## GOAL OF THE EXERCISE
Keep every line in which "identify" occurs and drop the rest of the data.

Segment Open

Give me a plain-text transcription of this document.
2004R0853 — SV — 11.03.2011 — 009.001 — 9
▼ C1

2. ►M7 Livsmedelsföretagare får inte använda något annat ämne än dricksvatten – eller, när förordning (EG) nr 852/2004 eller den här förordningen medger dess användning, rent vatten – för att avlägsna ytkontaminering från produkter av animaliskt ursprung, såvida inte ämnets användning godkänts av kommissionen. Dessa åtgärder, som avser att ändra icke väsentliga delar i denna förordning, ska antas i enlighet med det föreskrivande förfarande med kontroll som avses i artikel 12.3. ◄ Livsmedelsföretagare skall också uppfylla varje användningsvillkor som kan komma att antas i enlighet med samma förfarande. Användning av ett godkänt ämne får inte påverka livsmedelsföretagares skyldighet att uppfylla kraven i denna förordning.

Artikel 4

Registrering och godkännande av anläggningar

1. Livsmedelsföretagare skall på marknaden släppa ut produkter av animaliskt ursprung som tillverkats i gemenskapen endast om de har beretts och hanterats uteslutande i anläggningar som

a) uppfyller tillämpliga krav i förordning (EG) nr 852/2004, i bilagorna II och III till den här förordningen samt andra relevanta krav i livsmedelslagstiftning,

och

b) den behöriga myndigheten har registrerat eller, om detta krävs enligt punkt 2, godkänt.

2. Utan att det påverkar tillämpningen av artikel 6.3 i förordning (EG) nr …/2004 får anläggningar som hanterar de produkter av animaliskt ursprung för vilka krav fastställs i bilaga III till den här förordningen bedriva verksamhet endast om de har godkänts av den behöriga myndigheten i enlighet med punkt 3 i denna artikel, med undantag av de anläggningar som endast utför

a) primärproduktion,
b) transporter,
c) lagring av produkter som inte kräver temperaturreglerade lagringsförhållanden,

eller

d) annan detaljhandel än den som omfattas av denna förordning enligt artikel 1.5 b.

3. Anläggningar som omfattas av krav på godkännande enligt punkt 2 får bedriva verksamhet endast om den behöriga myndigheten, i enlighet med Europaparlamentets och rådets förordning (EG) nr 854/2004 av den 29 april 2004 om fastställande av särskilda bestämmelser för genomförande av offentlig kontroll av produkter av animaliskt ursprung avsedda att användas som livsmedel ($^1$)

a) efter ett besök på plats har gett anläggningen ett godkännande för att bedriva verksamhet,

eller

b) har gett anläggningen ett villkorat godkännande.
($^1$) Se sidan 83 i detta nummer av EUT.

Segment Closed
Segment Open

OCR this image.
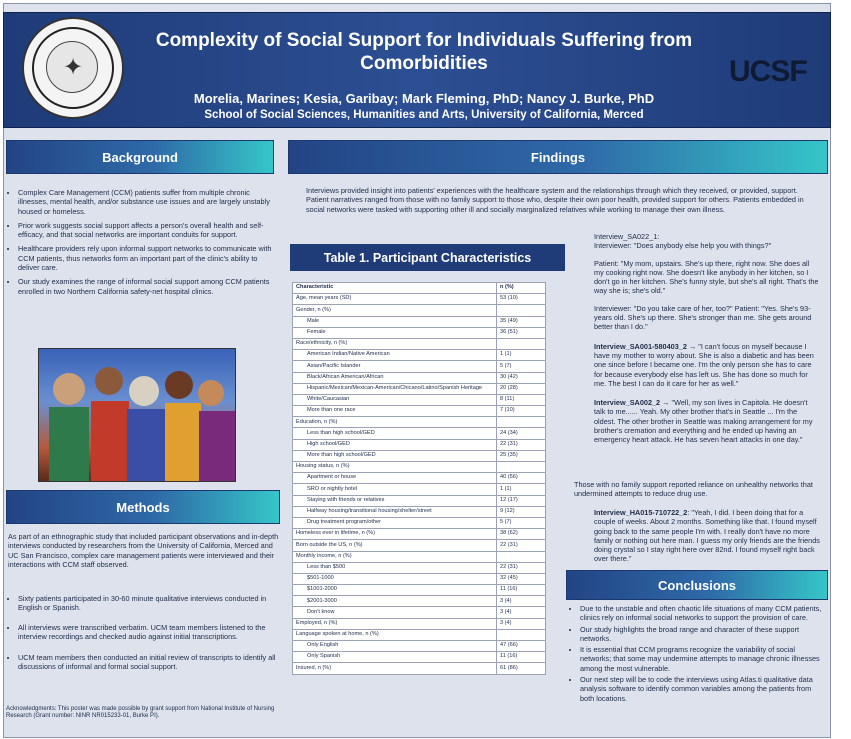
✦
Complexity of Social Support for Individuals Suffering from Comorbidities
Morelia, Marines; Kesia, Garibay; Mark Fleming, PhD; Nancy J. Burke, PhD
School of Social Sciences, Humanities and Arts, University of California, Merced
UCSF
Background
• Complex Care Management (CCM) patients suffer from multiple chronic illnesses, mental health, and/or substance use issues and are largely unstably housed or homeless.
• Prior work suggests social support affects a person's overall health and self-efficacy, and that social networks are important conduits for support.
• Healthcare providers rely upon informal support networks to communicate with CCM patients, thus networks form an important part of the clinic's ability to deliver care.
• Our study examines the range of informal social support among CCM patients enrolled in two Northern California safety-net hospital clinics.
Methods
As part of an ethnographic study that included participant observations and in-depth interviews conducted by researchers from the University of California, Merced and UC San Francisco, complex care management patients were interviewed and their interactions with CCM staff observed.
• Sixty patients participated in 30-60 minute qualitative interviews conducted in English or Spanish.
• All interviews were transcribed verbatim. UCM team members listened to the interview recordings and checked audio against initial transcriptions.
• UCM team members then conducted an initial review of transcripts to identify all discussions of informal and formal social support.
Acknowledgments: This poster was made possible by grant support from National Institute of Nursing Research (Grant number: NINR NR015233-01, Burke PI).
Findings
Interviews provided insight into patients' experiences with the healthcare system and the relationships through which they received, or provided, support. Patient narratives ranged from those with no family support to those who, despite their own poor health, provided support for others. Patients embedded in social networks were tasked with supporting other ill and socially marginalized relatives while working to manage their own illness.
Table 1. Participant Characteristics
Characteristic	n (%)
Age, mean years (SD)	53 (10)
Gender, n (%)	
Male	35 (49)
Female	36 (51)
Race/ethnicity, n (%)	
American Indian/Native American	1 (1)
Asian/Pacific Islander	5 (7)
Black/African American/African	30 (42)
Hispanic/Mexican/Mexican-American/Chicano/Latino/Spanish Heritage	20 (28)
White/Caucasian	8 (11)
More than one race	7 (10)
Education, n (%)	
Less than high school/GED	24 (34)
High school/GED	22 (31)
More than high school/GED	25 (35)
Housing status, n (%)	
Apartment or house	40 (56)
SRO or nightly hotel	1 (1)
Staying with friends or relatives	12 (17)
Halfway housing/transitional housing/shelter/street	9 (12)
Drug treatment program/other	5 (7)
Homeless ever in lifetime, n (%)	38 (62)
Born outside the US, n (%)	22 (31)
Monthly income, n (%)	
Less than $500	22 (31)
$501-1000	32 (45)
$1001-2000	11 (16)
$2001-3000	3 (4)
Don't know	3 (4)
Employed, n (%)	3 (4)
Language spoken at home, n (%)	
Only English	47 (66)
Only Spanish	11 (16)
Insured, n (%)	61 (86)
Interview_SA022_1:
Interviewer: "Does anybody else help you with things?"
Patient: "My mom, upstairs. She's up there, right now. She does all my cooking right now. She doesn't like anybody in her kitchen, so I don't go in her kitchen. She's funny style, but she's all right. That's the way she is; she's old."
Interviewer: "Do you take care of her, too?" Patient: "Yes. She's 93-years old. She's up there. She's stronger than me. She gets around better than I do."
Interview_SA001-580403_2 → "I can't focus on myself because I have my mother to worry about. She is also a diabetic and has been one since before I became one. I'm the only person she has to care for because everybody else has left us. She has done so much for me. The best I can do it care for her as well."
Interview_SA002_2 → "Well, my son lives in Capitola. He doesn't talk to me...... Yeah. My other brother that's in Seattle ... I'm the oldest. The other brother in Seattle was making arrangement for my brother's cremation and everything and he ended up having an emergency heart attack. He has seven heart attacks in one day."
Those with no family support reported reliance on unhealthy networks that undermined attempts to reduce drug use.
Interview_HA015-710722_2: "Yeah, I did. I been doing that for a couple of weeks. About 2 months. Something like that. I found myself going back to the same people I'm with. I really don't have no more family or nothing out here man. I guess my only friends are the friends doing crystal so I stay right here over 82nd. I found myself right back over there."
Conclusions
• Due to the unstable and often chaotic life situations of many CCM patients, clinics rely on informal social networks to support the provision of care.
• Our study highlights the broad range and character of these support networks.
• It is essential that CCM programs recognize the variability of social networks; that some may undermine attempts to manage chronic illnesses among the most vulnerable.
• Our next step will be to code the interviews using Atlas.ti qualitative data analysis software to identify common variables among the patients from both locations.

Segment Closed

## SOLUTION FOR THIS PROBLEM
• UCM team members then conducted an initial review of transcripts to identify all discussions of informal and formal social support.
• Our next step will be to code the interviews using Atlas.ti qualitative data analysis software to identify common variables among the patients from both locations.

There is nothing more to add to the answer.